**Written problem A**
In the letter to the editor about H&R Block's thrift charter application, what is the largest stake Block is said to buy in refund anticipation loans?
**Written problem B**
Continue the letter to the editor about H&R Block's thrift charter application from its final sentence.

**Text block**
American Banker
To the
Editor:
It was with disappointment that we read your recent articles noting that H&R Block
expects to get a charter soon.
That
federal regulators have given a green light to Block is news to the community
groups that have opposed Block’s plans to establish a federally chartered
savings and loan. In fact, Block is still in the middle of the approval
process.
The
organizations listed below collectively have objected formally to approval of
the pending application. It is our understanding that the Office of Thrift
Supervision believes that sufficient issues have been raised to warrant a formal
meeting to determine whether Block should get a bank charter at all.
Block’s
application for a thrift charter should not be viewed as a done deal. Block has
twice submitted applications for a bank charter, only to withdraw them in light
of the serious concerns consumer groups have raised. This time is no
different.
We hope the
third time is not a charm for Block. That may depend on new OTS Director John
Reich.
Block’s
practices are harmful to low-income communities and communities of color. We
believe that the OTS and the FDIC should not grant approval to Block’s
applications unless Block ceases its harmful
practices:
Block must
cease arranging, marketing, and investing in refund anticipation loans. These
predatory products carry equivalent annual percentage rates of up to 700% and
strip wealth from consumers, especially those with the lowest incomes, who
qualify for the federal earned income tax credit.
To add
insult to injury, Block not only collects fees for arranging these predatory
loans for its clients but also profits by buying up to a 49% stake in the loans.
Block must
commit to specific targets to get its unbanked customers into the account and
savings products that CEO Ernst only hints may be offered by the bank. [“Block
Quits Subprime Price Fight,” Sept. 6, page 1]
Block Bank
must not circumvent the Community Reinvestment Act. Block proposes to take
deposits and offer bank products nationally through its tax-preparation offices
yet reinvest only around its Kansas
City home. This growing trend of evading the CRA through
regulatory smokescreens seriously undermines the goals of community
reinvestment.

**Entries shown**
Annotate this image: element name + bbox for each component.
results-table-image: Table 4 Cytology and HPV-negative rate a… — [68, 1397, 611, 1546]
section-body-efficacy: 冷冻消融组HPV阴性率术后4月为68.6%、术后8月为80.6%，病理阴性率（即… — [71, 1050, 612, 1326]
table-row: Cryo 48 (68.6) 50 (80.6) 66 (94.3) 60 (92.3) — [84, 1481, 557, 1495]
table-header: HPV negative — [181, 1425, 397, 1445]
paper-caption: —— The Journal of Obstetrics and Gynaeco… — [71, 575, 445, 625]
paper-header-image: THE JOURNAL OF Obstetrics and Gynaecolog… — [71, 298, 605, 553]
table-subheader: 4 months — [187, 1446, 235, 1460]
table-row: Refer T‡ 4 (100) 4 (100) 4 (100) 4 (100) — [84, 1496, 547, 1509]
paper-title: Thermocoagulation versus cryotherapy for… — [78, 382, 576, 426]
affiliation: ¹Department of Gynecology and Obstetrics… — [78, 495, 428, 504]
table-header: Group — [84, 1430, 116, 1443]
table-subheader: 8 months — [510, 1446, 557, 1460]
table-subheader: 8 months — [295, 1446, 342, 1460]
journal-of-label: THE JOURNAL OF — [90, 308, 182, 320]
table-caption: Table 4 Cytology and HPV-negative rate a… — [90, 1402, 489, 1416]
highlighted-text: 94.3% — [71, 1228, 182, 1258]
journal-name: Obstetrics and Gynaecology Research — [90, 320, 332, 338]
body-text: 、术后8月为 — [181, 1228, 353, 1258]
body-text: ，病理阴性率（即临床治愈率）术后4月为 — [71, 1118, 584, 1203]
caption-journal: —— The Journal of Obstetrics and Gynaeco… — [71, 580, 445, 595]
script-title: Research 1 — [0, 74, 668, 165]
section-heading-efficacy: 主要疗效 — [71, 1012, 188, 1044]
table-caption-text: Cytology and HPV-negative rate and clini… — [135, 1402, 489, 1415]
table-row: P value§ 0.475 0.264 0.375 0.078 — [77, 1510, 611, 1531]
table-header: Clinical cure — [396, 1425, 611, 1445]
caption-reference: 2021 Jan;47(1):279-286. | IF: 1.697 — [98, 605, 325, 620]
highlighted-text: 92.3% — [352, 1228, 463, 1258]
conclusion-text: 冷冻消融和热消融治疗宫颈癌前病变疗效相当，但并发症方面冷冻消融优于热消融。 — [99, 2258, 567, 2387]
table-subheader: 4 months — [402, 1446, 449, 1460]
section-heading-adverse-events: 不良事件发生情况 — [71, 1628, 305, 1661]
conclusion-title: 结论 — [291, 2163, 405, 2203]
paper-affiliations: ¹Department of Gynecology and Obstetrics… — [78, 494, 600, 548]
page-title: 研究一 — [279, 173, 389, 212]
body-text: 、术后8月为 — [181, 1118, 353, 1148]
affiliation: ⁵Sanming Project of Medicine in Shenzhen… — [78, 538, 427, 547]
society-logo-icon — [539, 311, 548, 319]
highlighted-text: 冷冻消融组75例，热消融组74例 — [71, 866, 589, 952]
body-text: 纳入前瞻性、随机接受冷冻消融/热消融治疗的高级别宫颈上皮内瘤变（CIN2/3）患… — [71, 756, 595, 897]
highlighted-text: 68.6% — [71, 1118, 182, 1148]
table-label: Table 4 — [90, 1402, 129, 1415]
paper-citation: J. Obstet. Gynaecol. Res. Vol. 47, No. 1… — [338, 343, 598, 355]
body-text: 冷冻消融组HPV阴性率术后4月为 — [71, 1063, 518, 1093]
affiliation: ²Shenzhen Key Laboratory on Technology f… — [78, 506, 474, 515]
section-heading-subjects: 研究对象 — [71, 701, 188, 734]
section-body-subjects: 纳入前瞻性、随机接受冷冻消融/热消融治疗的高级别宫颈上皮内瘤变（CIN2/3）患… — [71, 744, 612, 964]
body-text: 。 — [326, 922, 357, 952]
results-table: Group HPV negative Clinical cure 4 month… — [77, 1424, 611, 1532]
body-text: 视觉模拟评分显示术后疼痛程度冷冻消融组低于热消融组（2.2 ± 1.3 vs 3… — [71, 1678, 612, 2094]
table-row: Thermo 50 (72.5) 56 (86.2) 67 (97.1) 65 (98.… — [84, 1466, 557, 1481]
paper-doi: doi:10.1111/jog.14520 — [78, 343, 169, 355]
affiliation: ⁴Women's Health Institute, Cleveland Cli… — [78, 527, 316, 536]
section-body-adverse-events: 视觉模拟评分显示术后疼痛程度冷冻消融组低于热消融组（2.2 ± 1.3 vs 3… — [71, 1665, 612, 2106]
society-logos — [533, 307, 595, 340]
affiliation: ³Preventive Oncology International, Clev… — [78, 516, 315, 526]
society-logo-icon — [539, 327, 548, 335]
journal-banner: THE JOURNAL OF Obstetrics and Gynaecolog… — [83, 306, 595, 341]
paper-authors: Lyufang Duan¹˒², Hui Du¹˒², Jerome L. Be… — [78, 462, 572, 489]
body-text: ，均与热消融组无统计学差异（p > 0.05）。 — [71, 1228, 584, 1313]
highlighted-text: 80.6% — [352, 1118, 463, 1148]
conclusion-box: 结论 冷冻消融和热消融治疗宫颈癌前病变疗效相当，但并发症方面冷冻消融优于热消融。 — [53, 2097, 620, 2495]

**Written response A**
Up to 49%.

**Written response B**
Block must
commit to reinvest in all markets where it engages in significant deposit and
lending activity. Further, Block must commit to be evaluated under the lending,
investment, and services tests of the CRA, not the choose-your-own CRA exam that
the OTS has created for large banks.
Block must
engage in responsible lending practices. We believe Block initially sought a
thrift charter to secure OTS preemption protection from state and local
anti-predatory-lending laws for its subprime subsidiary, Option One. Block
should not be allowed to evade state and local laws, especially given its
disparate lending.
More than
half of Block’s mortgage loans to African-Americans in 2004 were over the
federally defined subprime rate spread of 3% over Treasury securities on a first
lien, 5% on a subordinate lien. This rose to over 70% in Missouri, to which Block
is trying to confine its CRA responsibilities.
Block also
remains one of the only financial services companies that does not guarantee a
prime product to prime customers. Block has indicated it might move in this
direction, though the details are not clear.
Block
should end all relationships with check cashers and commit in writing to not
engage in payday lending. Block currently partners with Ace Cash Express to
place check-cashing machines in its tax-prep offices. Banks should not be
engaged in such activities, which also may open the door to abusive
payday-lending practices.
The federal
banking regulators have made this a bad year for communities nationwide,
choosing to water down CRA reinvestment obligations and protect abusive lenders
from state and local legislators and enforcement agents. We hope this
application does not suggest that the regulatory process itself has become a
formality, where regulators go through the motions and make a pretense of
concern for community group input while assuring bank applicants that they will
get approval just in time for tax season.
Kevin Stein, associate
director
Rhea Serna, policy advocate,California Reinvestment Coalition, San Francisco
Jean Ann
Fox, director of consumer protection
Allen Fishbein, director of housing and
credit policy, Consumer Federation of America, Washington
Chi Chi Wu, staff attorney,
National Consumer Law
Center, Boston
Matthew Lee, executive director,
Inner City Press/Fair Finance Watch, Bronx, N.Y.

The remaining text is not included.